_Written problem_. Write the material out again in full, word for word. Do not include the pictures.

Stored data entries:
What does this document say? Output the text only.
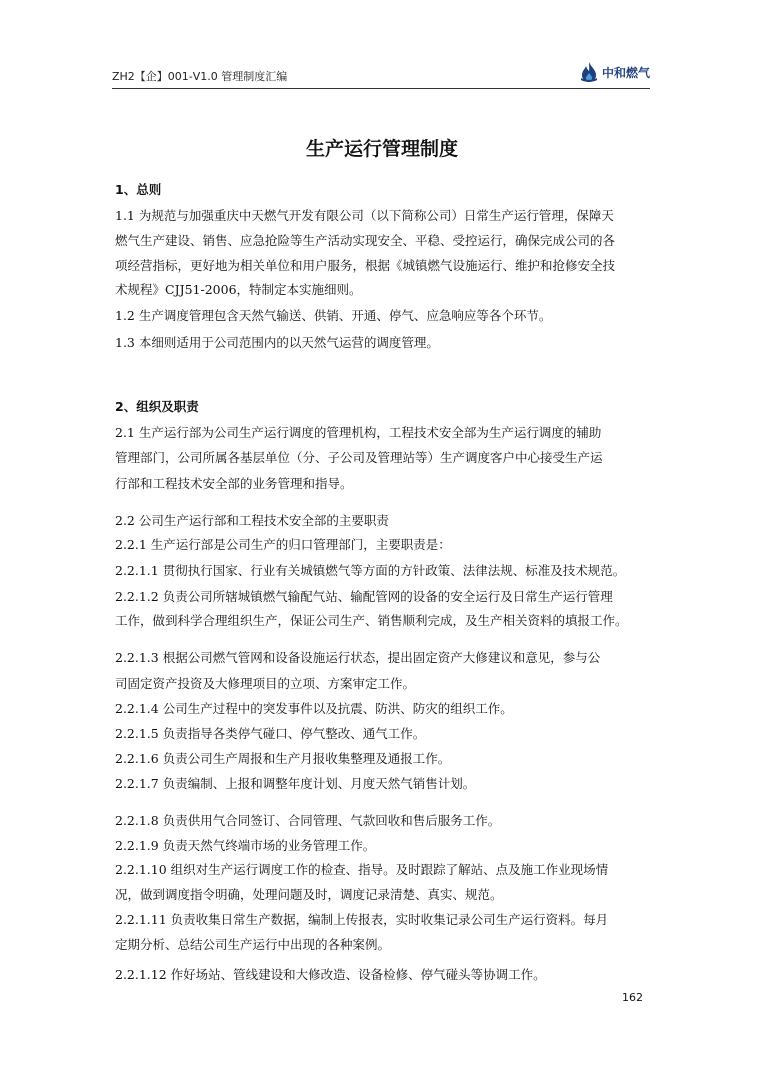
ZH2【企】001-V1.0 管理制度汇编	中和燃气
生产运行管理制度
1、总则
1.1 为规范与加强重庆中天燃气开发有限公司（以下简称公司）日常生产运行管理，保障天
燃气生产建设、销售、应急抢险等生产活动实现安全、平稳、受控运行，确保完成公司的各
项经营指标，更好地为相关单位和用户服务，根据《城镇燃气设施运行、维护和抢修安全技
术规程》CJJ51-2006，特制定本实施细则。
1.2 生产调度管理包含天然气输送、供销、开通、停气、应急响应等各个环节。
1.3 本细则适用于公司范围内的以天然气运营的调度管理。
2、组织及职责
2.1 生产运行部为公司生产运行调度的管理机构，工程技术安全部为生产运行调度的辅助
管理部门，公司所属各基层单位（分、子公司及管理站等）生产调度客户中心接受生产运
行部和工程技术安全部的业务管理和指导。
2.2 公司生产运行部和工程技术安全部的主要职责
2.2.1 生产运行部是公司生产的归口管理部门，主要职责是：
2.2.1.1 贯彻执行国家、行业有关城镇燃气等方面的方针政策、法律法规、标准及技术规范。
2.2.1.2 负责公司所辖城镇燃气输配气站、输配管网的设备的安全运行及日常生产运行管理
工作，做到科学合理组织生产，保证公司生产、销售顺利完成，及生产相关资料的填报工作。
2.2.1.3 根据公司燃气管网和设备设施运行状态，提出固定资产大修建议和意见，参与公
司固定资产投资及大修理项目的立项、方案审定工作。
2.2.1.4 公司生产过程中的突发事件以及抗震、防洪、防灾的组织工作。
2.2.1.5 负责指导各类停气碰口、停气整改、通气工作。
2.2.1.6 负责公司生产周报和生产月报收集整理及通报工作。
2.2.1.7 负责编制、上报和调整年度计划、月度天然气销售计划。
2.2.1.8 负责供用气合同签订、合同管理、气款回收和售后服务工作。
2.2.1.9 负责天然气终端市场的业务管理工作。
2.2.1.10 组织对生产运行调度工作的检查、指导。及时跟踪了解站、点及施工作业现场情
况，做到调度指令明确，处理问题及时，调度记录清楚、真实、规范。
2.2.1.11 负责收集日常生产数据，编制上传报表，实时收集记录公司生产运行资料。每月
定期分析、总结公司生产运行中出现的各种案例。
2.2.1.12 作好场站、管线建设和大修改造、设备检修、停气碰头等协调工作。
162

_The answer_.
What does this document say? Output the text only.
ZH2【企】001-V1.0 管理制度汇编	中和燃气
生产运行管理制度
1、总则
1.1 为规范与加强重庆中天燃气开发有限公司（以下简称公司）日常生产运行管理，保障天
燃气生产建设、销售、应急抢险等生产活动实现安全、平稳、受控运行，确保完成公司的各
项经营指标，更好地为相关单位和用户服务，根据《城镇燃气设施运行、维护和抢修安全技
术规程》CJJ51-2006，特制定本实施细则。
1.2 生产调度管理包含天然气输送、供销、开通、停气、应急响应等各个环节。
1.3 本细则适用于公司范围内的以天然气运营的调度管理。
2、组织及职责
2.1 生产运行部为公司生产运行调度的管理机构，工程技术安全部为生产运行调度的辅助
管理部门，公司所属各基层单位（分、子公司及管理站等）生产调度客户中心接受生产运
行部和工程技术安全部的业务管理和指导。
2.2 公司生产运行部和工程技术安全部的主要职责
2.2.1 生产运行部是公司生产的归口管理部门，主要职责是：
2.2.1.1 贯彻执行国家、行业有关城镇燃气等方面的方针政策、法律法规、标准及技术规范。
2.2.1.2 负责公司所辖城镇燃气输配气站、输配管网的设备的安全运行及日常生产运行管理
工作，做到科学合理组织生产，保证公司生产、销售顺利完成，及生产相关资料的填报工作。
2.2.1.3 根据公司燃气管网和设备设施运行状态，提出固定资产大修建议和意见，参与公
司固定资产投资及大修理项目的立项、方案审定工作。
2.2.1.4 公司生产过程中的突发事件以及抗震、防洪、防灾的组织工作。
2.2.1.5 负责指导各类停气碰口、停气整改、通气工作。
2.2.1.6 负责公司生产周报和生产月报收集整理及通报工作。
2.2.1.7 负责编制、上报和调整年度计划、月度天然气销售计划。
2.2.1.8 负责供用气合同签订、合同管理、气款回收和售后服务工作。
2.2.1.9 负责天然气终端市场的业务管理工作。
2.2.1.10 组织对生产运行调度工作的检查、指导。及时跟踪了解站、点及施工作业现场情
况，做到调度指令明确，处理问题及时，调度记录清楚、真实、规范。
2.2.1.11 负责收集日常生产数据，编制上传报表，实时收集记录公司生产运行资料。每月
定期分析、总结公司生产运行中出现的各种案例。
2.2.1.12 作好场站、管线建设和大修改造、设备检修、停气碰头等协调工作。
162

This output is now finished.